* _Record excerpts_
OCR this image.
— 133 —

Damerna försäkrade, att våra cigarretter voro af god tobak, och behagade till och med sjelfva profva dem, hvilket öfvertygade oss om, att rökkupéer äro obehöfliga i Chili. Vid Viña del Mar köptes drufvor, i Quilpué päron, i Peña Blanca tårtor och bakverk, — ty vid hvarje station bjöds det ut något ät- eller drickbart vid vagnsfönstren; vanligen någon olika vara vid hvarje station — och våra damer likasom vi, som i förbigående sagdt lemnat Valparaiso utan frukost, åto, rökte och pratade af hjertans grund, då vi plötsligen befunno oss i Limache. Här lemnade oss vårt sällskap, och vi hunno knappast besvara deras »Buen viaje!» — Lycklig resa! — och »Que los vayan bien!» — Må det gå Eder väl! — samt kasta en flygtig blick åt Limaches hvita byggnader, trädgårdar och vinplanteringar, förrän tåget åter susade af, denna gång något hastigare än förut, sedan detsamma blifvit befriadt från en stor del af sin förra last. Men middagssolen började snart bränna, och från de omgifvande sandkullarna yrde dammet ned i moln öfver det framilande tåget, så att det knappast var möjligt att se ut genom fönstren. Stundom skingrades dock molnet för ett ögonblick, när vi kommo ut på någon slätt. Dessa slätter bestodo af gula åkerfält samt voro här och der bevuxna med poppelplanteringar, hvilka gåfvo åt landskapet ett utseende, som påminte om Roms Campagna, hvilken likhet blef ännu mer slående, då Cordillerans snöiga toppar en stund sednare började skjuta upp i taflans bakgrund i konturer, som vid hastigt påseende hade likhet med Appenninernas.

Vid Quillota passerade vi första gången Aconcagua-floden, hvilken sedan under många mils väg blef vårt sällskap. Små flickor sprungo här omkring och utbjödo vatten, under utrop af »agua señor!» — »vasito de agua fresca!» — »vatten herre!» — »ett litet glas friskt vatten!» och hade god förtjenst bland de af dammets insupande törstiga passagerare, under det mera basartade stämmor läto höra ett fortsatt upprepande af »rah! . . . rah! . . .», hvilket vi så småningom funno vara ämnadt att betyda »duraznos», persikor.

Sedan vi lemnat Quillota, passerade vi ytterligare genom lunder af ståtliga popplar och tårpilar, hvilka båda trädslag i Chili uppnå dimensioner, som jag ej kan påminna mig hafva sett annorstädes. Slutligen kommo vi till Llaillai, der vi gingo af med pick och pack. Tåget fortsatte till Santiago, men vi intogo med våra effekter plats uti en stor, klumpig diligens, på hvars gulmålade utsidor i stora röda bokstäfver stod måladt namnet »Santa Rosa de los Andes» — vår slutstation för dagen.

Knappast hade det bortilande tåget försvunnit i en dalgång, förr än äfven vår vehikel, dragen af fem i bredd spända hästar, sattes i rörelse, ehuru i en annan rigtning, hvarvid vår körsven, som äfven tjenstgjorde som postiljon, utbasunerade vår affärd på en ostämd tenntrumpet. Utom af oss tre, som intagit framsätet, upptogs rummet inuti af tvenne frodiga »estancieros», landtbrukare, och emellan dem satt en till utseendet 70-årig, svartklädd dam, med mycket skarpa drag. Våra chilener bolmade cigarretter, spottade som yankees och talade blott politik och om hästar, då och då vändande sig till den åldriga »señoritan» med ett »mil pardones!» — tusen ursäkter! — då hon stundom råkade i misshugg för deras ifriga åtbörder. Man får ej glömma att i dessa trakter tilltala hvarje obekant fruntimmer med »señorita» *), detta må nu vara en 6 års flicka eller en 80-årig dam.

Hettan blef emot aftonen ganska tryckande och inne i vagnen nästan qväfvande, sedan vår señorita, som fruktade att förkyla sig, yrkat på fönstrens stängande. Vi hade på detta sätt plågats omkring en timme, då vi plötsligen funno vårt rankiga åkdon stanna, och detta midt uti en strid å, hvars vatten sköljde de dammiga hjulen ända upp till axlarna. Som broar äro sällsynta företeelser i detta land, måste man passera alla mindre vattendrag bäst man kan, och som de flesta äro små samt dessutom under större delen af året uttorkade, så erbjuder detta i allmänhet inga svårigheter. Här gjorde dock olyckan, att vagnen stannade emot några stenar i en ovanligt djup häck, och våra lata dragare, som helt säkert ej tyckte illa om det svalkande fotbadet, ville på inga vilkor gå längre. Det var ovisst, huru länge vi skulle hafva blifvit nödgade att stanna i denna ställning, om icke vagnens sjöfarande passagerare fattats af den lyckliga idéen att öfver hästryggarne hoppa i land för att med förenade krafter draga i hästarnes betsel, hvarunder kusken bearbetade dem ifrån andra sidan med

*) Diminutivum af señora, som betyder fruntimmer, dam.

...

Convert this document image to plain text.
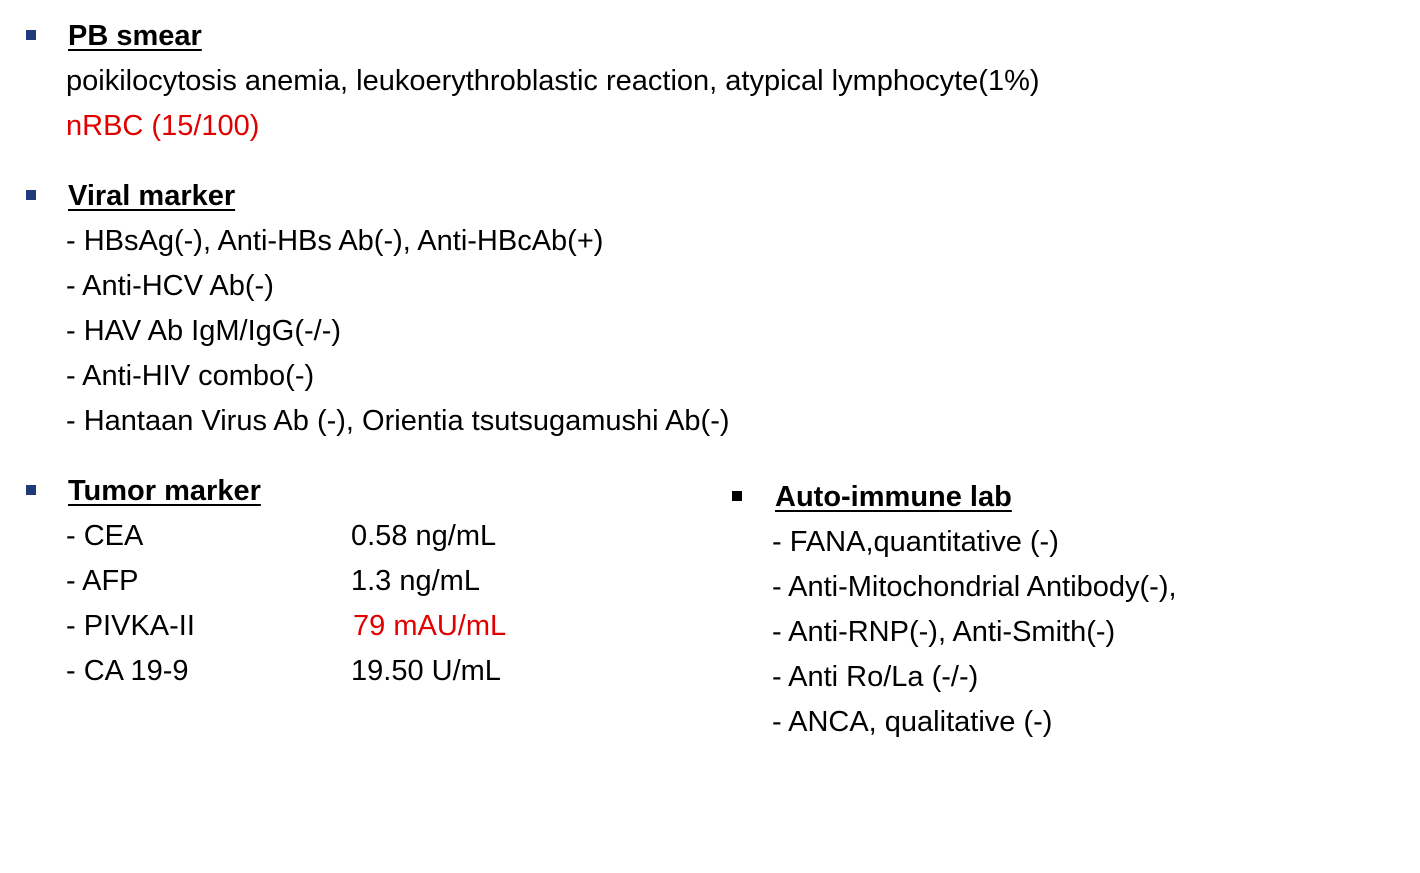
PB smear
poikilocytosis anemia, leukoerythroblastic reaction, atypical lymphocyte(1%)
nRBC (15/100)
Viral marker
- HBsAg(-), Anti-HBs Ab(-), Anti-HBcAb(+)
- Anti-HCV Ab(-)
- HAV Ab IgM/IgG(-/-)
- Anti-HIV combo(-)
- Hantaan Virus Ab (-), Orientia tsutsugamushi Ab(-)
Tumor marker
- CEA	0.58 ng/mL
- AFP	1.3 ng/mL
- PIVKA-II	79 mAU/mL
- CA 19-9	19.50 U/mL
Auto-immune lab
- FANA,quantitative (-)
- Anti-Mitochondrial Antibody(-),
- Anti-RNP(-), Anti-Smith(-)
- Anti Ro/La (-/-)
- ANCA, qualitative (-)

* _What to do_
Once you have found every line above holding the word "image", copy those lines.

* _Your solution_
OCR this image.
Convert this document image to plain text.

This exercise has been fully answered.